• Exercise directions
Output an exact reproduction of the data.

• Saved entries
[Start]

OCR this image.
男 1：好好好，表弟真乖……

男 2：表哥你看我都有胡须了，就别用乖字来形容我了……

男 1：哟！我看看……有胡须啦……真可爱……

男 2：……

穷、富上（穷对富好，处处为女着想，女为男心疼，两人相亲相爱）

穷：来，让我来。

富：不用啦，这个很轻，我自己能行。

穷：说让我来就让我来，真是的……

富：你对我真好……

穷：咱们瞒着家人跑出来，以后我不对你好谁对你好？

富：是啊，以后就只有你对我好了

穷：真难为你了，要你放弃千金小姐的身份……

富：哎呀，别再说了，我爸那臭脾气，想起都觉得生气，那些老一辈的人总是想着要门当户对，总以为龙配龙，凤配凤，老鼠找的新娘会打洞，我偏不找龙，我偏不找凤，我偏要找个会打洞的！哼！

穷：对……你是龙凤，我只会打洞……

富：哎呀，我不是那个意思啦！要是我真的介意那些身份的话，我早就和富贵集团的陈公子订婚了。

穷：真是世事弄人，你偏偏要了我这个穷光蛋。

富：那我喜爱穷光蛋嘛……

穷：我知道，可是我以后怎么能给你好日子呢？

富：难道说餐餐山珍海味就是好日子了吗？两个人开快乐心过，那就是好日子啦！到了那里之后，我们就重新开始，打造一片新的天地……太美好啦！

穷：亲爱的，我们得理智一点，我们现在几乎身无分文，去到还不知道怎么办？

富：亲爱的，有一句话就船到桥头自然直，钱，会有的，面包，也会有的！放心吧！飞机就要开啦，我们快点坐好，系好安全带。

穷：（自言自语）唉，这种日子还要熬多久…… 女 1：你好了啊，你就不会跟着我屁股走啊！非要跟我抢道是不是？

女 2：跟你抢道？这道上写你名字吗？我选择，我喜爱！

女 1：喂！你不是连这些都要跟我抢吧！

[End]

• Answer to the problem
OCR this image.
男 1：好好好，表弟真乖……

男 2：表哥你看我都有胡须了，就别用乖字来形容我了……

男 1：哟！我看看……有胡须啦……真可爱……

男 2：……

穷、富上（穷对富好，处处为女着想，女为男心疼，两人相亲相爱）

穷：来，让我来。

富：不用啦，这个很轻，我自己能行。

穷：说让我来就让我来，真是的……

富：你对我真好……

穷：咱们瞒着家人跑出来，以后我不对你好谁对你好？

富：是啊，以后就只有你对我好了

穷：真难为你了，要你放弃千金小姐的身份……

富：哎呀，别再说了，我爸那臭脾气，想起都觉得生气，那些老一辈的人总是想着要门当户对，总以为龙配龙，凤配凤，老鼠找的新娘会打洞，我偏不找龙，我偏不找凤，我偏要找个会打洞的！哼！

穷：对……你是龙凤，我只会打洞……

富：哎呀，我不是那个意思啦！要是我真的介意那些身份的话，我早就和富贵集团的陈公子订婚了。

穷：真是世事弄人，你偏偏要了我这个穷光蛋。

富：那我喜爱穷光蛋嘛……

穷：我知道，可是我以后怎么能给你好日子呢？

富：难道说餐餐山珍海味就是好日子了吗？两个人开快乐心过，那就是好日子啦！到了那里之后，我们就重新开始，打造一片新的天地……太美好啦！

穷：亲爱的，我们得理智一点，我们现在几乎身无分文，去到还不知道怎么办？

富：亲爱的，有一句话就船到桥头自然直，钱，会有的，面包，也会有的！放心吧！飞机就要开啦，我们快点坐好，系好安全带。

穷：（自言自语）唉，这种日子还要熬多久…… 女 1：你好了啊，你就不会跟着我屁股走啊！非要跟我抢道是不是？

女 2：跟你抢道？这道上写你名字吗？我选择，我喜爱！

女 1：喂！你不是连这些都要跟我抢吧！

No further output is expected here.